▶ **Task statement**
Show only lines that include "وقال".

▶ **Task inputs**
....
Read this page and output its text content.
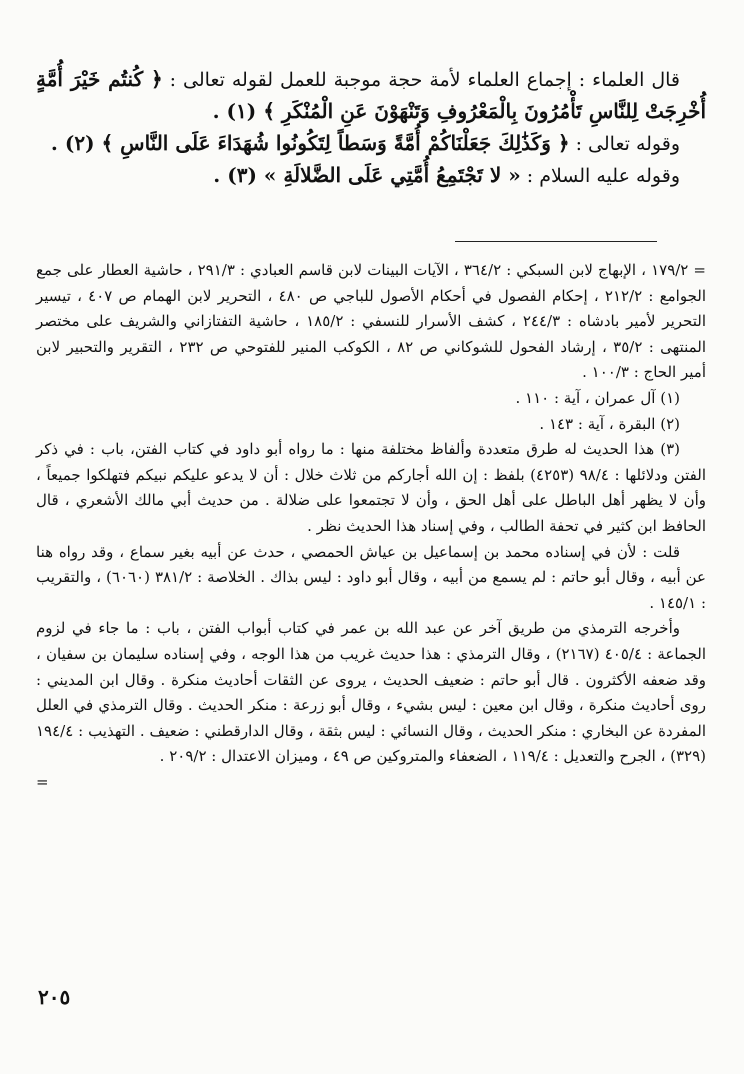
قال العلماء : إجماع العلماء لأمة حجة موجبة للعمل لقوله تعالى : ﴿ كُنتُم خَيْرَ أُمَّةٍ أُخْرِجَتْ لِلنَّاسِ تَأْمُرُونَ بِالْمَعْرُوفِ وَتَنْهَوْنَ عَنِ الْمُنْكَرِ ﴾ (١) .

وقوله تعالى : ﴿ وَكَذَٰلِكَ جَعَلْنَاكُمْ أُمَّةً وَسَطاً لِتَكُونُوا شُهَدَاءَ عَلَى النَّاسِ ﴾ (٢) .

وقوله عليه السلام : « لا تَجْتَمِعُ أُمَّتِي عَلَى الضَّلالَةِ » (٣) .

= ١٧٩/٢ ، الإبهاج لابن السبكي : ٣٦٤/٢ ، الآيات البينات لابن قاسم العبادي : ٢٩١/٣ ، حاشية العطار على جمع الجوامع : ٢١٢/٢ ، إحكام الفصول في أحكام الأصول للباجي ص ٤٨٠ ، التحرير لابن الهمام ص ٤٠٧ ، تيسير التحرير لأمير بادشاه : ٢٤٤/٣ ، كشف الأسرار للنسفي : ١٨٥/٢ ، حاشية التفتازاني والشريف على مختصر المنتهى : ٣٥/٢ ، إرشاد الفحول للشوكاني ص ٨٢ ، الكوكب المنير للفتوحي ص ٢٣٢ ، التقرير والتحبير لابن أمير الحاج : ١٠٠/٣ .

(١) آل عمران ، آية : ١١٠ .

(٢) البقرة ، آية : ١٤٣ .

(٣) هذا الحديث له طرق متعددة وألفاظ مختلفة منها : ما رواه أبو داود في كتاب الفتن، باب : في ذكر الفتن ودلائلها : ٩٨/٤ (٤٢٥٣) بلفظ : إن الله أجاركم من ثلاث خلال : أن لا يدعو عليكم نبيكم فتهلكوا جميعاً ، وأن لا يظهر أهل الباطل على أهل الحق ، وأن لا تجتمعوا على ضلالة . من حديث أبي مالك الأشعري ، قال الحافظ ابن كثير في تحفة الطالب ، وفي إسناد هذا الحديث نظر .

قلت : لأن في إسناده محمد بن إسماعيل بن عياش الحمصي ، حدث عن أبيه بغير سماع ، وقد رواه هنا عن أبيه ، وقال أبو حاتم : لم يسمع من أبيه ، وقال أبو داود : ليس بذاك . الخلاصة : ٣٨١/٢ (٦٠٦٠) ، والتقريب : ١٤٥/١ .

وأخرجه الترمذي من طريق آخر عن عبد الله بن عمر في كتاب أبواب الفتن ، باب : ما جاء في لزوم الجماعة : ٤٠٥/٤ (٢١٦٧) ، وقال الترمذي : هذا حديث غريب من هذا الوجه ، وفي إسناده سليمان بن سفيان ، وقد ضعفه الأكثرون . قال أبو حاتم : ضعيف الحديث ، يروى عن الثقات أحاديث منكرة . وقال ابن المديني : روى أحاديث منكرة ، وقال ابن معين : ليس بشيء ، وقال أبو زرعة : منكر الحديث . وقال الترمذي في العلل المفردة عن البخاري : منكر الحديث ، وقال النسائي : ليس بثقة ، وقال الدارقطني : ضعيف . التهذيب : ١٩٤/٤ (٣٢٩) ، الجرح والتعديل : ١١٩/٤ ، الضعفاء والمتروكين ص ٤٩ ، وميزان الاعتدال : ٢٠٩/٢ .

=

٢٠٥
....
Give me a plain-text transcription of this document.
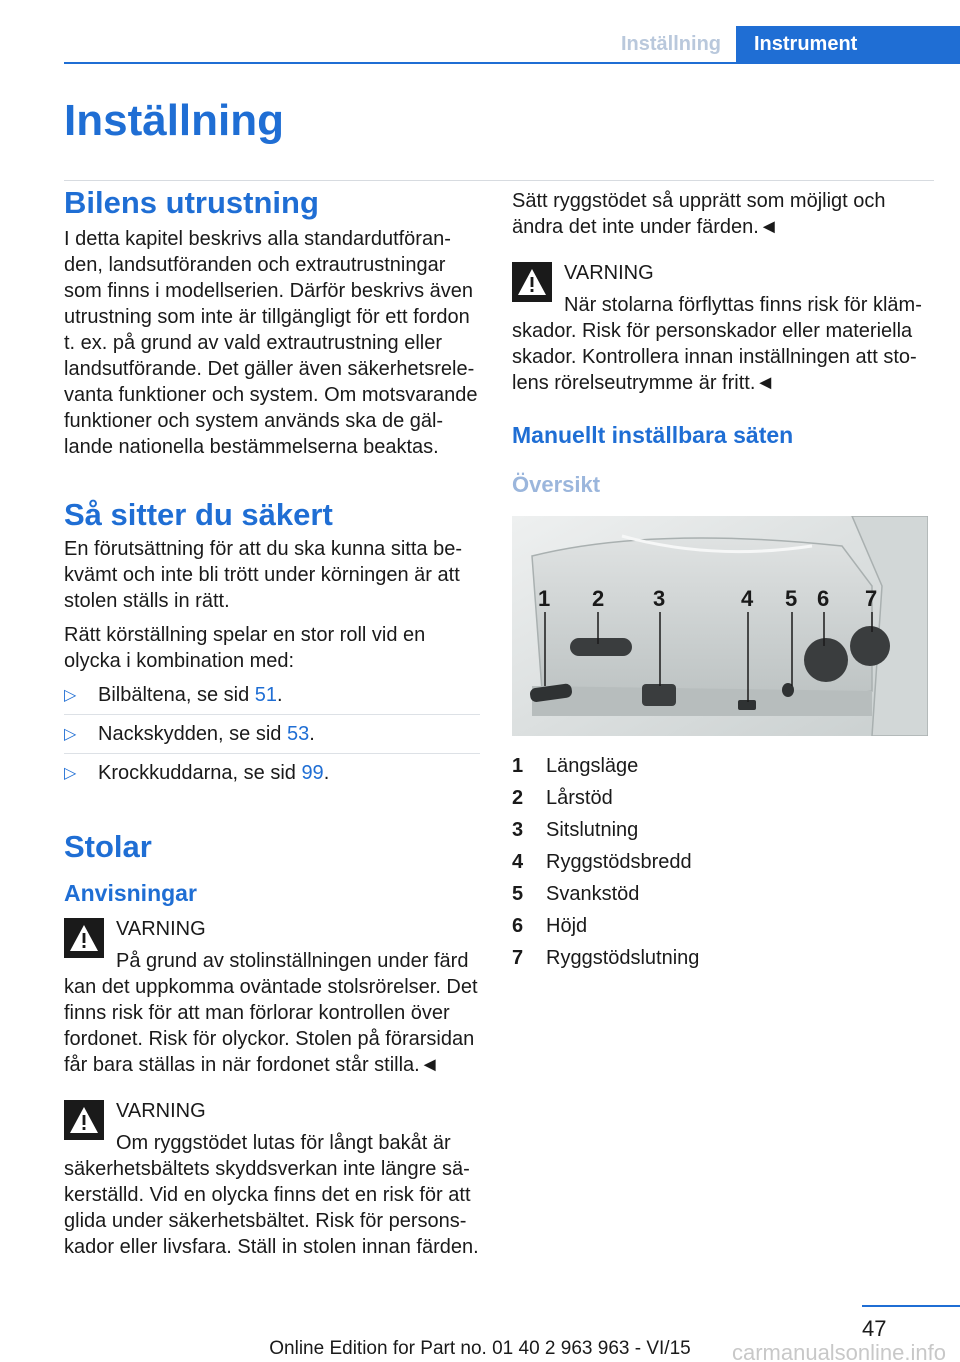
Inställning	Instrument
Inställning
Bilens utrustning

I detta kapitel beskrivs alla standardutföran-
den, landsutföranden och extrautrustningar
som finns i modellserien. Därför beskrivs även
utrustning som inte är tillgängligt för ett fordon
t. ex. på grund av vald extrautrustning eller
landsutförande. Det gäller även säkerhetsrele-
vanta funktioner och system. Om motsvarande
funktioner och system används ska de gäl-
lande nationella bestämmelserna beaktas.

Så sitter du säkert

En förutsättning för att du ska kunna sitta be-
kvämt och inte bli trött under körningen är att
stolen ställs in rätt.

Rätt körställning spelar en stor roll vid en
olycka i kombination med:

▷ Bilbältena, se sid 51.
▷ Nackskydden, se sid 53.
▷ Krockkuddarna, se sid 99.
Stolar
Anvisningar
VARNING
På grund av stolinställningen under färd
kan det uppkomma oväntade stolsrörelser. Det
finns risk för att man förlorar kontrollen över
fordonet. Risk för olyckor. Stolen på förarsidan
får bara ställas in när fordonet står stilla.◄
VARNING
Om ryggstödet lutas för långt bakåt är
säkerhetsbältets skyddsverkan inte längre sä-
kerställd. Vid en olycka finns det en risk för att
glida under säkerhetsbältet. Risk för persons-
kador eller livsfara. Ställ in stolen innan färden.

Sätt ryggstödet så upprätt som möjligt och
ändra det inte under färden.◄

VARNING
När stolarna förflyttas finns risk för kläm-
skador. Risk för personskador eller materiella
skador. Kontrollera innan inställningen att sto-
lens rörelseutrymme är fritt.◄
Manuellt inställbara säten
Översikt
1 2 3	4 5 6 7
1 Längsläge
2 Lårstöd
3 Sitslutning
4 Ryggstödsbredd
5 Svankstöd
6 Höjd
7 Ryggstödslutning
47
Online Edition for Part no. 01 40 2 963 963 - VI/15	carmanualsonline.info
....
▶ **Answer**
قلت : لأن في إسناده محمد بن إسماعيل بن عياش الحمصي ، حدث عن أبيه بغير سماع ، وقد رواه هنا عن أبيه ، وقال أبو حاتم : لم يسمع من أبيه ، وقال أبو داود : ليس بذاك . الخلاصة : ٣٨١/٢ (٦٠٦٠) ، والتقريب : ١٤٥/١ .
وأخرجه الترمذي من طريق آخر عن عبد الله بن عمر في كتاب أبواب الفتن ، باب : ما جاء في لزوم الجماعة : ٤٠٥/٤ (٢١٦٧) ، وقال الترمذي : هذا حديث غريب من هذا الوجه ، وفي إسناده سليمان بن سفيان ، وقد ضعفه الأكثرون . قال أبو حاتم : ضعيف الحديث ، يروى عن الثقات أحاديث منكرة . وقال ابن المديني : روى أحاديث منكرة ، وقال ابن معين : ليس بشيء ، وقال أبو زرعة : منكر الحديث . وقال الترمذي في العلل المفردة عن البخاري : منكر الحديث ، وقال النسائي : ليس بثقة ، وقال الدارقطني : ضعيف . التهذيب : ١٩٤/٤ (٣٢٩) ، الجرح والتعديل : ١١٩/٤ ، الضعفاء والمتروكين ص ٤٩ ، وميزان الاعتدال : ٢٠٩/٢ .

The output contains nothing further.